### Text provided
***
# Traps



## never right (Feb 12, 2010)

I have heard a lot of people talk about trapping the birds, teaching the birds to trap and was wondering what everyone recommends as far as trap doors, does everyone prefer the wire bobs that they lift up and come in and close behind them or are there better options? If you have other options I wouldn't mind seeing pictures or at least descriptions of how they operate. Thanks


----------



## Crazy Pete (Nov 13, 2008)

Go to loft designs and look at the drop trap. My birds seem to like them better than bobs.
Dave


----------



## Char-B Loft (Dec 28, 2008)

I do not like drop traps....I use a box trap with bobs for the entry and exit...I have found this works better than a drop trap but you must use an electronic clock with this trap...


----------



## never right (Feb 12, 2010)

Thanks a lot I see that this isn't a one is definitely better than the other scenario so I guess I will have to try them both out and make up my own mind. Although a few more opinions would be nice.


----------



## Crazy Pete (Nov 13, 2008)

I've used both and it seems like they hesatite a little befor they go through the bobs, and to lose a race by 2 or 3 seconds sucks.
Dave


----------



## Action (Oct 18, 2009)

*Drop Trap*

I have no experance but I liked the idea of a drop trap. I use a TIPES clock, I use a 4 place antenna that I recessed to be flush with the landing board and my drop trap is just a plywood door (adjustable opening) We will see how it works. I am a week or so from putting YBS in the new loft.
Jack


----------



## MaryOfExeter (Sep 30, 2007)

I'm perfectly fine with my bob traps.


----------



## never right (Feb 12, 2010)

MaryOfExeter said:


> I'm perfectly fine with my bob traps.


If you don't mind, could I ask what type of bobs you use and what are the dementions. Do you have a local supplier or do you order them online?


----------



## MaryOfExeter (Sep 30, 2007)

The first bob traps we got, I'm not sure if my dad made them, or if he bought them fully assembled. But either way, the bobs are thicker and heavier than my current ones on the young bird loft, so the old birds hesitate a bit at first until they get used to the heavy ones.
I haven't seen anything locally (we get ours from Foy's), but I could see being able to make bobs yourself. My dad said when he was little, they used to make them out of the bars on refridgerator racks. Just weld or stick them to washers, nuts, or some kind of rings that can loosely fit on the main bar, and viola! 
As far as dimensions go, we have ours spaced 2 inches apart. I believe the bobs themselves are 8 or 9 inches long. Most pigeon suppliers I think have more than one size of bob. My lighter ones are longer than the heavier ones. The trap itself can be as wide as you'd like. In the young bird loft, you can see we have ours separated into three stalls. The separators help keep fighting down (sometimes a dominant bird would stand in front of the door and block everyone from getting in). Plus once they get between the boards, it's not as easy for them to turn around and change their mind about going in, especially if there's another hungry bird behind them.










Here's the old bird loft kind. Notice how much thicker the bobs are. Also I think they may not be spaced as wide. We plan on changing them out once we get some more thin bobs.


----------



## never right (Feb 12, 2010)

Awesome pictures and description, thank you so much.  so if you train a yb racer to enter your racing bird loft and then at some point decide to make it a breeder and put it in the other loft then how do you teach it to go in the new trap and stay in that loft? I know totally unrelated but I couldn't help but wonder while I was looking at your pictures.
***
### Items from a data collection

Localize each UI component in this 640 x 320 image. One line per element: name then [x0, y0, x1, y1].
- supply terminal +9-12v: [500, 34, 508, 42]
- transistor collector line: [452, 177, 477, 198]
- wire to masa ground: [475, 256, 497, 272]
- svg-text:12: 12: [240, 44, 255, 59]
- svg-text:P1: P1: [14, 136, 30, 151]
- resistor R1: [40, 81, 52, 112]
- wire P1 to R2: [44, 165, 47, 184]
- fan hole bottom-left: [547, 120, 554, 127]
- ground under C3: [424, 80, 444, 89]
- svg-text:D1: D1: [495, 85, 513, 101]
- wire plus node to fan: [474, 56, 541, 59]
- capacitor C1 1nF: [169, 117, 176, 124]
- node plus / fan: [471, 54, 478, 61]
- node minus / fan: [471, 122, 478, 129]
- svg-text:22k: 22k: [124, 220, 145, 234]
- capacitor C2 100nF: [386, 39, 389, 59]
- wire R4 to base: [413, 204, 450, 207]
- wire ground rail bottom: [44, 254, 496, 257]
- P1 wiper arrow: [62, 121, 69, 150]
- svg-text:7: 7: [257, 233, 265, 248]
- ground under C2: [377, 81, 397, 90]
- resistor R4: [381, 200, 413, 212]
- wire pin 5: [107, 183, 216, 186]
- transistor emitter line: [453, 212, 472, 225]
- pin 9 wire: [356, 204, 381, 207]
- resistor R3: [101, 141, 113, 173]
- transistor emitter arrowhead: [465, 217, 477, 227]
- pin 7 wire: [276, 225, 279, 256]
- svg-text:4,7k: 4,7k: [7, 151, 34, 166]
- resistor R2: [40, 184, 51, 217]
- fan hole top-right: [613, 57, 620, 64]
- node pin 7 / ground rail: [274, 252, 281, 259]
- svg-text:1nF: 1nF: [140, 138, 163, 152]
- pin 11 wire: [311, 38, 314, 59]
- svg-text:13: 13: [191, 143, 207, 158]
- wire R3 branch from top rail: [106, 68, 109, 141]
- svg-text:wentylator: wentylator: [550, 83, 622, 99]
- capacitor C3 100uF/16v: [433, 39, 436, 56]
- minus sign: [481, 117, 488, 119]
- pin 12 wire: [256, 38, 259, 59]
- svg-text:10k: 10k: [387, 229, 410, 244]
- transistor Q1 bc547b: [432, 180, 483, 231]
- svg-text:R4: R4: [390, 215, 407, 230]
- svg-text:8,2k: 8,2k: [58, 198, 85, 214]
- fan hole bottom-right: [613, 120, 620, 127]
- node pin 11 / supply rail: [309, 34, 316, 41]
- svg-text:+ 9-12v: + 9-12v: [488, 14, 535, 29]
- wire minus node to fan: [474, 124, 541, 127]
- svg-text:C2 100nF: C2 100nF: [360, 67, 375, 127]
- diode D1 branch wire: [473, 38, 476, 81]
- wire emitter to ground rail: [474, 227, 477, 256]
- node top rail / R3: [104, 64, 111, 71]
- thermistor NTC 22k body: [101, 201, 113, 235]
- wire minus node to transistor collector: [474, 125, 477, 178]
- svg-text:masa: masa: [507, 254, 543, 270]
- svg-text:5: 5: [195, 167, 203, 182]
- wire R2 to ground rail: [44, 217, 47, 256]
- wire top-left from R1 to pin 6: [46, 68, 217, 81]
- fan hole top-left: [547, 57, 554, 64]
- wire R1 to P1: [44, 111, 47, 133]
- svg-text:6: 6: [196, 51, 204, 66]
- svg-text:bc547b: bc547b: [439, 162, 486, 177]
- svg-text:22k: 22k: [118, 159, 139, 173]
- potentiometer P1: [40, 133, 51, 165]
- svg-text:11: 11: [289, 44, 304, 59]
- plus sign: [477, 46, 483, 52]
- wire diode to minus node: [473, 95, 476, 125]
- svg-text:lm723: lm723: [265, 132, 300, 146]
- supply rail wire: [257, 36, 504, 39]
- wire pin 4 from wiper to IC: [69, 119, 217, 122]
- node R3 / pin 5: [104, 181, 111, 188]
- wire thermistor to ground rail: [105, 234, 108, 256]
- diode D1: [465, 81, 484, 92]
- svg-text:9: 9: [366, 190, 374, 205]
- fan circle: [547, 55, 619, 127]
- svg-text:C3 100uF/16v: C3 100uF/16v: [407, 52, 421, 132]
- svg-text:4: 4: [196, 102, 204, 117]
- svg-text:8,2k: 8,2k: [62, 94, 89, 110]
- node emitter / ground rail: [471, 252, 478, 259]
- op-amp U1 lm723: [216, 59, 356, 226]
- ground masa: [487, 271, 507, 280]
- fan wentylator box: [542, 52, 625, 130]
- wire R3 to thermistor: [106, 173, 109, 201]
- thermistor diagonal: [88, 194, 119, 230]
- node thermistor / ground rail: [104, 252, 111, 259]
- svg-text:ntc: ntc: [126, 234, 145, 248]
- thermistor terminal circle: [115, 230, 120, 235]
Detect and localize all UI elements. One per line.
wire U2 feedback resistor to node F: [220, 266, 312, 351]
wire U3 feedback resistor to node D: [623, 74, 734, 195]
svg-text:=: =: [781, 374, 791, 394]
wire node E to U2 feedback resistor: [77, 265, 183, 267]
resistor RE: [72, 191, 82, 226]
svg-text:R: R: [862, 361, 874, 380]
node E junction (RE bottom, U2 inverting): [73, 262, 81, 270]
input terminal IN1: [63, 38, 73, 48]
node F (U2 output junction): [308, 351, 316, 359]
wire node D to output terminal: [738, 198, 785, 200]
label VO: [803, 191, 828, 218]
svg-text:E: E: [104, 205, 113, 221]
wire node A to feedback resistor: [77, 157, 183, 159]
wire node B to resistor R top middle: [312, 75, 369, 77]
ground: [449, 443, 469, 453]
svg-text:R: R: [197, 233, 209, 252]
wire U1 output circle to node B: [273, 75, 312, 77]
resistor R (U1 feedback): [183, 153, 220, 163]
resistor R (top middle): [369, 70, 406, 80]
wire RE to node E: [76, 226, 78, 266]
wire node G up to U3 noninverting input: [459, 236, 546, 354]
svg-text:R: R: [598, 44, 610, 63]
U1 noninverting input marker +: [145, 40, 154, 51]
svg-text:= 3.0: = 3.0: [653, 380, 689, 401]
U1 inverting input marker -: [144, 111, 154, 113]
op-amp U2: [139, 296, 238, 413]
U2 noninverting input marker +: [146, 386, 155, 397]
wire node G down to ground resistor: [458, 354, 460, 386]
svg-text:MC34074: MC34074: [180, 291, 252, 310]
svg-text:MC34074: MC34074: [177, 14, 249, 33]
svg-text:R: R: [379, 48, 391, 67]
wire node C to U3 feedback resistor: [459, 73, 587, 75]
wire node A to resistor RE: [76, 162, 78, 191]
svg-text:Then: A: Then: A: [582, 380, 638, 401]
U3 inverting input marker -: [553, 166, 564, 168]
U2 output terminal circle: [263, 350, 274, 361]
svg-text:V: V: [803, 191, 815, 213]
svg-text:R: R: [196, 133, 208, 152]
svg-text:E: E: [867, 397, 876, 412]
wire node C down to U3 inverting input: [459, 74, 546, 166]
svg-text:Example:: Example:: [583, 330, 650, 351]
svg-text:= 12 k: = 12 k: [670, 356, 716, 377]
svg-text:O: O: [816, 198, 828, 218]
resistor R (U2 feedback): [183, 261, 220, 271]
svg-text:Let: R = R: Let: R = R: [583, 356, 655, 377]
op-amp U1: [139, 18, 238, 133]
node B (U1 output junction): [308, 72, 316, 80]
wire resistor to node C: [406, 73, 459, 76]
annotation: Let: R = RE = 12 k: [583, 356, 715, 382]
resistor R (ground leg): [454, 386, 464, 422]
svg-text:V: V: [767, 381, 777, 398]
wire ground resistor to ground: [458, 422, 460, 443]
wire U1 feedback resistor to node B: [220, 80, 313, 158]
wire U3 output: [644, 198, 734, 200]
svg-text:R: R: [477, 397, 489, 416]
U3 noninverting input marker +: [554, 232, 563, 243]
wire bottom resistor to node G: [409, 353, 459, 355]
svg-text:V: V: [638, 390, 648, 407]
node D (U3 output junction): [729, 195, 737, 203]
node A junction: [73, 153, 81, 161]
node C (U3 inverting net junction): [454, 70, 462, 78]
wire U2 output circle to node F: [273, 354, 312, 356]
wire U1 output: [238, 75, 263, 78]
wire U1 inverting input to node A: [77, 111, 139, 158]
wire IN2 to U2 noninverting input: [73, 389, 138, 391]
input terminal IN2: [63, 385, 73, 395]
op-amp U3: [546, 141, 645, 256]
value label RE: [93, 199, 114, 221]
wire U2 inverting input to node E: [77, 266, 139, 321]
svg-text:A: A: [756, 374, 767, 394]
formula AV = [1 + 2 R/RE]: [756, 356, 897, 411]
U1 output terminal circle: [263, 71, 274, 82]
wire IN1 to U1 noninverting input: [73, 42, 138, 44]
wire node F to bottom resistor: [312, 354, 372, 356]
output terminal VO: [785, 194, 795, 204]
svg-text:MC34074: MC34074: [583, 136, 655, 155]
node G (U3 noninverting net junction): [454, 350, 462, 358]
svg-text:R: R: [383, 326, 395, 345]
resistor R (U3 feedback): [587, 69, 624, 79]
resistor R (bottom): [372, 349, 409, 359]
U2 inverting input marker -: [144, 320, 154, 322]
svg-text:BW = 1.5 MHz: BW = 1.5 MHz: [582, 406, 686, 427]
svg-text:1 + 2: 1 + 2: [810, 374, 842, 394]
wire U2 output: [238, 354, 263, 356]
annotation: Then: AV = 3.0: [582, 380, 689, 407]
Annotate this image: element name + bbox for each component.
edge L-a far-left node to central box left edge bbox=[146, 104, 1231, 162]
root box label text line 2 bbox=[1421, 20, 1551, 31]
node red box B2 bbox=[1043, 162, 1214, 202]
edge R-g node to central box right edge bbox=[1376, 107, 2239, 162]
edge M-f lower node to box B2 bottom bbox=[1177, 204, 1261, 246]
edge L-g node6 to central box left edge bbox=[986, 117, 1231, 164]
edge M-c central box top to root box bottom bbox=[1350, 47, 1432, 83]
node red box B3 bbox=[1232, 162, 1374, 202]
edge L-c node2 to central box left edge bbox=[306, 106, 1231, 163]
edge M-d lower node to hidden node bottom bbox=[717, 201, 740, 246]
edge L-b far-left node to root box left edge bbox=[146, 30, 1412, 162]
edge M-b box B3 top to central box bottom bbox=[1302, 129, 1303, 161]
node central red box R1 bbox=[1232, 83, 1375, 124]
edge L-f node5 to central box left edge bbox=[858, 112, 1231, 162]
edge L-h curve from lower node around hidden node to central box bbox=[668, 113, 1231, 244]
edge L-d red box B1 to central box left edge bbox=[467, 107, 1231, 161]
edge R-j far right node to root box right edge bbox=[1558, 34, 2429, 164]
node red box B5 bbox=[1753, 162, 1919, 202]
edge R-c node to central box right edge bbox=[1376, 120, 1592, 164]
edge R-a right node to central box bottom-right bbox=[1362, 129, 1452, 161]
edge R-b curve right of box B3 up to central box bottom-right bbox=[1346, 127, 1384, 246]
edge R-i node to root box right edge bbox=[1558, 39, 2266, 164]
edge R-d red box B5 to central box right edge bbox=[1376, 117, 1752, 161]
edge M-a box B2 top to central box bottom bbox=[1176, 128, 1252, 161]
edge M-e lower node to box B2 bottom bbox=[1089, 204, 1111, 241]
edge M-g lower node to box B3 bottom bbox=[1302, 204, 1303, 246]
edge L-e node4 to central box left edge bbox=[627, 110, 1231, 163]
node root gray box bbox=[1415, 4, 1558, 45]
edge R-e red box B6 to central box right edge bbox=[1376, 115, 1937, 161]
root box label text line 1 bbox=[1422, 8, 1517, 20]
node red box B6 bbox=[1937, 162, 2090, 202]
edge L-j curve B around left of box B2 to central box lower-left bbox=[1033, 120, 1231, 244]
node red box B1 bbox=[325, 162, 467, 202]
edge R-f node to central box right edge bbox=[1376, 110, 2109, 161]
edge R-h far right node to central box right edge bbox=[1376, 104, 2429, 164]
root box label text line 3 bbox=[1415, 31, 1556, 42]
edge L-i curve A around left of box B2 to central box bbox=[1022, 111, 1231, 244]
***
### Stated exercise
Quote the passage of the thread on loft traps starting with "The first bob" and going on through "bar, and viola!".

### Finished answer
The first bob traps we got, I'm not sure if my dad made them, or if he bought them fully assembled. But either way, the bobs are thicker and heavier than my current ones on the young bird loft, so the old birds hesitate a bit at first until they get used to the heavy ones.
I haven't seen anything locally (we get ours from Foy's), but I could see being able to make bobs yourself. My dad said when he was little, they used to make them out of the bars on refridgerator racks. Just weld or stick them to washers, nuts, or some kind of rings that can loosely fit on the main bar, and viola!